## DIRECTIVE
Render every entry exactly as it appears.

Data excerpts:
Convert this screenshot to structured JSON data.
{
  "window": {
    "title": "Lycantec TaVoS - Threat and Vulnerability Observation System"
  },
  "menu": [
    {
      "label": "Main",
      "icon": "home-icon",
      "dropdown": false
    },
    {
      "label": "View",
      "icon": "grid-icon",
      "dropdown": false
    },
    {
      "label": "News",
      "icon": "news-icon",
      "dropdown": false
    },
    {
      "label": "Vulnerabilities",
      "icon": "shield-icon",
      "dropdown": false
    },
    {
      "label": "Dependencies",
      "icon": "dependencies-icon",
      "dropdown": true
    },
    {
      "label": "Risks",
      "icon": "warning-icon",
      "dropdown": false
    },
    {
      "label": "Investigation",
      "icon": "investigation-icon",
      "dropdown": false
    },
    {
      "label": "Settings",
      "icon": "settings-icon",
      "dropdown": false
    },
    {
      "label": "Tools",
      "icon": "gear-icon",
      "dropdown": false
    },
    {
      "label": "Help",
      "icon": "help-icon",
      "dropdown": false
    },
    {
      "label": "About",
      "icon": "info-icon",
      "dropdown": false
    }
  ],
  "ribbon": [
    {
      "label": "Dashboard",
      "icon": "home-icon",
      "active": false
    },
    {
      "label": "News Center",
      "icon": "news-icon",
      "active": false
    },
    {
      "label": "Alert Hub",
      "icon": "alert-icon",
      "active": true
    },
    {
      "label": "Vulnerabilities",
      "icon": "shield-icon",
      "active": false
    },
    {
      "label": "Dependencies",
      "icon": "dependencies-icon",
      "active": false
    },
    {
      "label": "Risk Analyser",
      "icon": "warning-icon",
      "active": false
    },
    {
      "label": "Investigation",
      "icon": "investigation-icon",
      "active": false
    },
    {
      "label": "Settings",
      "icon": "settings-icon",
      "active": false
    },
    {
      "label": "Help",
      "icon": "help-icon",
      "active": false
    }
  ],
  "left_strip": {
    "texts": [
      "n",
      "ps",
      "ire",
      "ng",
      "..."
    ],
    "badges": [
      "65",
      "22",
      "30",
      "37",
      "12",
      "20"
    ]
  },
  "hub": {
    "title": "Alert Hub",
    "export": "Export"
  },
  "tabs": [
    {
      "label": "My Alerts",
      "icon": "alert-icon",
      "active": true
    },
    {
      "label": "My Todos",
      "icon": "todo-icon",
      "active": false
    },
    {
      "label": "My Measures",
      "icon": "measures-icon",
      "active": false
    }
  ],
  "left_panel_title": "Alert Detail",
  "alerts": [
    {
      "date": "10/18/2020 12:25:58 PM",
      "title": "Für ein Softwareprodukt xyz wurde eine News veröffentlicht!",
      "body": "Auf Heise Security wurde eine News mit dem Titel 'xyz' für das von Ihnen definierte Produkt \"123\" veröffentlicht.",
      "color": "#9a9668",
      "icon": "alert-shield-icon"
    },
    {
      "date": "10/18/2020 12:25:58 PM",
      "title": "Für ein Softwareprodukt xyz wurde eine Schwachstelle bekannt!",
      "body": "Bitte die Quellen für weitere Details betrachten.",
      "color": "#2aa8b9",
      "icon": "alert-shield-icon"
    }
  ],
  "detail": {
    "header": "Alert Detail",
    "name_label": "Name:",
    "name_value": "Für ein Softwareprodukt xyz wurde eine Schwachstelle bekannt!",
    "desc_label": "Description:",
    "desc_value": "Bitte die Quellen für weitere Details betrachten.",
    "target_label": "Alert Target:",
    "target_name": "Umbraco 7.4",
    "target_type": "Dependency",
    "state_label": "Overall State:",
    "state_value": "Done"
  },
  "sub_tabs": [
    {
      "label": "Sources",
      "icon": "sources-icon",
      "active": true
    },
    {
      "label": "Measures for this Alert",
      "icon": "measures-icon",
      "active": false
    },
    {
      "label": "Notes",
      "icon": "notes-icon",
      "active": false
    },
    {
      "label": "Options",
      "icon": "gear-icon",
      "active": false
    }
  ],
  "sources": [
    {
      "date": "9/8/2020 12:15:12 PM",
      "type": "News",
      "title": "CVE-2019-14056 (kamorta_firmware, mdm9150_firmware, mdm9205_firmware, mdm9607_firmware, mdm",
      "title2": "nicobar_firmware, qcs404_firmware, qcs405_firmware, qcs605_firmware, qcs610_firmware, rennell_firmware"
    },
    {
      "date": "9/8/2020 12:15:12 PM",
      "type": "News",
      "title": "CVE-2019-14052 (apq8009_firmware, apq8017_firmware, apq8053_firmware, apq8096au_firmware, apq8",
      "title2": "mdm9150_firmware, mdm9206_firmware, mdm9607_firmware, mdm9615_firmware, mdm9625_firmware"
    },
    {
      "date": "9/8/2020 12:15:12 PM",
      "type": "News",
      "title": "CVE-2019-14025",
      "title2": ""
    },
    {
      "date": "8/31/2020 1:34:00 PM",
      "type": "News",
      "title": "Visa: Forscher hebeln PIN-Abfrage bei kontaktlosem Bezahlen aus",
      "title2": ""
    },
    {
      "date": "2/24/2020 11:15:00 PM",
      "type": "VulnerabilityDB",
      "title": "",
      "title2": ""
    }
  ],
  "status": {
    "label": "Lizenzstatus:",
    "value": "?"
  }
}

## TASK ANSWER
Convert this screenshot to structured JSON data.
{
  "window": {
    "title": "Lycantec TaVoS - Threat and Vulnerability Observation System"
  },
  "menu": [
    {
      "label": "Main",
      "icon": "home-icon",
      "dropdown": false
    },
    {
      "label": "View",
      "icon": "grid-icon",
      "dropdown": false
    },
    {
      "label": "News",
      "icon": "news-icon",
      "dropdown": false
    },
    {
      "label": "Vulnerabilities",
      "icon": "shield-icon",
      "dropdown": false
    },
    {
      "label": "Dependencies",
      "icon": "dependencies-icon",
      "dropdown": true
    },
    {
      "label": "Risks",
      "icon": "warning-icon",
      "dropdown": false
    },
    {
      "label": "Investigation",
      "icon": "investigation-icon",
      "dropdown": false
    },
    {
      "label": "Settings",
      "icon": "settings-icon",
      "dropdown": false
    },
    {
      "label": "Tools",
      "icon": "gear-icon",
      "dropdown": false
    },
    {
      "label": "Help",
      "icon": "help-icon",
      "dropdown": false
    },
    {
      "label": "About",
      "icon": "info-icon",
      "dropdown": false
    }
  ],
  "ribbon": [
    {
      "label": "Dashboard",
      "icon": "home-icon",
      "active": false
    },
    {
      "label": "News Center",
      "icon": "news-icon",
      "active": false
    },
    {
      "label": "Alert Hub",
      "icon": "alert-icon",
      "active": true
    },
    {
      "label": "Vulnerabilities",
      "icon": "shield-icon",
      "active": false
    },
    {
      "label": "Dependencies",
      "icon": "dependencies-icon",
      "active": false
    },
    {
      "label": "Risk Analyser",
      "icon": "warning-icon",
      "active": false
    },
    {
      "label": "Investigation",
      "icon": "investigation-icon",
      "active": false
    },
    {
      "label": "Settings",
      "icon": "settings-icon",
      "active": false
    },
    {
      "label": "Help",
      "icon": "help-icon",
      "active": false
    }
  ],
  "left_strip": {
    "texts": [
      "n",
      "ps",
      "ire",
      "ng",
      "..."
    ],
    "badges": [
      "65",
      "22",
      "30",
      "37",
      "12",
      "20"
    ]
  },
  "hub": {
    "title": "Alert Hub",
    "export": "Export"
  },
  "tabs": [
    {
      "label": "My Alerts",
      "icon": "alert-icon",
      "active": true
    },
    {
      "label": "My Todos",
      "icon": "todo-icon",
      "active": false
    },
    {
      "label": "My Measures",
      "icon": "measures-icon",
      "active": false
    }
  ],
  "left_panel_title": "Alert Detail",
  "alerts": [
    {
      "date": "10/18/2020 12:25:58 PM",
      "title": "Für ein Softwareprodukt xyz wurde eine News veröffentlicht!",
      "body": "Auf Heise Security wurde eine News mit dem Titel 'xyz' für das von Ihnen definierte Produkt \"123\" veröffentlicht.",
      "color": "#9a9668",
      "icon": "alert-shield-icon"
    },
    {
      "date": "10/18/2020 12:25:58 PM",
      "title": "Für ein Softwareprodukt xyz wurde eine Schwachstelle bekannt!",
      "body": "Bitte die Quellen für weitere Details betrachten.",
      "color": "#2aa8b9",
      "icon": "alert-shield-icon"
    }
  ],
  "detail": {
    "header": "Alert Detail",
    "name_label": "Name:",
    "name_value": "Für ein Softwareprodukt xyz wurde eine Schwachstelle bekannt!",
    "desc_label": "Description:",
    "desc_value": "Bitte die Quellen für weitere Details betrachten.",
    "target_label": "Alert Target:",
    "target_name": "Umbraco 7.4",
    "target_type": "Dependency",
    "state_label": "Overall State:",
    "state_value": "Done"
  },
  "sub_tabs": [
    {
      "label": "Sources",
      "icon": "sources-icon",
      "active": true
    },
    {
      "label": "Measures for this Alert",
      "icon": "measures-icon",
      "active": false
    },
    {
      "label": "Notes",
      "icon": "notes-icon",
      "active": false
    },
    {
      "label": "Options",
      "icon": "gear-icon",
      "active": false
    }
  ],
  "sources": [
    {
      "date": "9/8/2020 12:15:12 PM",
      "type": "News",
      "title": "CVE-2019-14056 (kamorta_firmware, mdm9150_firmware, mdm9205_firmware, mdm9607_firmware, mdm",
      "title2": "nicobar_firmware, qcs404_firmware, qcs405_firmware, qcs605_firmware, qcs610_firmware, rennell_firmware"
    },
    {
      "date": "9/8/2020 12:15:12 PM",
      "type": "News",
      "title": "CVE-2019-14052 (apq8009_firmware, apq8017_firmware, apq8053_firmware, apq8096au_firmware, apq8",
      "title2": "mdm9150_firmware, mdm9206_firmware, mdm9607_firmware, mdm9615_firmware, mdm9625_firmware"
    },
    {
      "date": "9/8/2020 12:15:12 PM",
      "type": "News",
      "title": "CVE-2019-14025",
      "title2": ""
    },
    {
      "date": "8/31/2020 1:34:00 PM",
      "type": "News",
      "title": "Visa: Forscher hebeln PIN-Abfrage bei kontaktlosem Bezahlen aus",
      "title2": ""
    },
    {
      "date": "2/24/2020 11:15:00 PM",
      "type": "VulnerabilityDB",
      "title": "",
      "title2": ""
    }
  ],
  "status": {
    "label": "Lizenzstatus:",
    "value": "?"
  }
}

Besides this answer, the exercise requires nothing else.